== MATERIALS PROVIDED
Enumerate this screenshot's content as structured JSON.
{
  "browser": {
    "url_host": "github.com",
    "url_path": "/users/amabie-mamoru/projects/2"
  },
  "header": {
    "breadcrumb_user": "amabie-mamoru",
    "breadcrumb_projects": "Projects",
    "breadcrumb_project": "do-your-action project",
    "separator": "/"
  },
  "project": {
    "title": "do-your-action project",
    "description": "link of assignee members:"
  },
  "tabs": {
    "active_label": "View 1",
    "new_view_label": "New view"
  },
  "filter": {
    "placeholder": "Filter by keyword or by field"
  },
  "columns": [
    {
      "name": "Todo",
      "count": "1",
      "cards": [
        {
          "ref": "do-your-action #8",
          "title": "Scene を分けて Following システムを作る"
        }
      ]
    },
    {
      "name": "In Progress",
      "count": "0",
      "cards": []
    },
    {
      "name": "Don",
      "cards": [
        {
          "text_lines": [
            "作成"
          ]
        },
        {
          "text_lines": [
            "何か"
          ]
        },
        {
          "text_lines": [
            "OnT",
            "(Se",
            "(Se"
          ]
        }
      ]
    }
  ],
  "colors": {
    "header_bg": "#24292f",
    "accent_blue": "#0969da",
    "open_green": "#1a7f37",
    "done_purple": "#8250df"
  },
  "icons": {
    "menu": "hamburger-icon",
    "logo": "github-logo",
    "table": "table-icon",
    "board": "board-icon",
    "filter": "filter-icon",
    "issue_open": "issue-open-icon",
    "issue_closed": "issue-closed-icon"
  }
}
====
• [PROBLEM DESCRIPTION] Make an exact copy of every line in the data.

• [EXERCISE OUTPUT]
Enumerate this screenshot's content as structured JSON.
{
  "browser": {
    "url_host": "github.com",
    "url_path": "/users/amabie-mamoru/projects/2"
  },
  "header": {
    "breadcrumb_user": "amabie-mamoru",
    "breadcrumb_projects": "Projects",
    "breadcrumb_project": "do-your-action project",
    "separator": "/"
  },
  "project": {
    "title": "do-your-action project",
    "description": "link of assignee members:"
  },
  "tabs": {
    "active_label": "View 1",
    "new_view_label": "New view"
  },
  "filter": {
    "placeholder": "Filter by keyword or by field"
  },
  "columns": [
    {
      "name": "Todo",
      "count": "1",
      "cards": [
        {
          "ref": "do-your-action #8",
          "title": "Scene を分けて Following システムを作る"
        }
      ]
    },
    {
      "name": "In Progress",
      "count": "0",
      "cards": []
    },
    {
      "name": "Don",
      "cards": [
        {
          "text_lines": [
            "作成"
          ]
        },
        {
          "text_lines": [
            "何か"
          ]
        },
        {
          "text_lines": [
            "OnT",
            "(Se",
            "(Se"
          ]
        }
      ]
    }
  ],
  "colors": {
    "header_bg": "#24292f",
    "accent_blue": "#0969da",
    "open_green": "#1a7f37",
    "done_purple": "#8250df"
  },
  "icons": {
    "menu": "hamburger-icon",
    "logo": "github-logo",
    "table": "table-icon",
    "board": "board-icon",
    "filter": "filter-icon",
    "issue_open": "issue-open-icon",
    "issue_closed": "issue-closed-icon"
  }
}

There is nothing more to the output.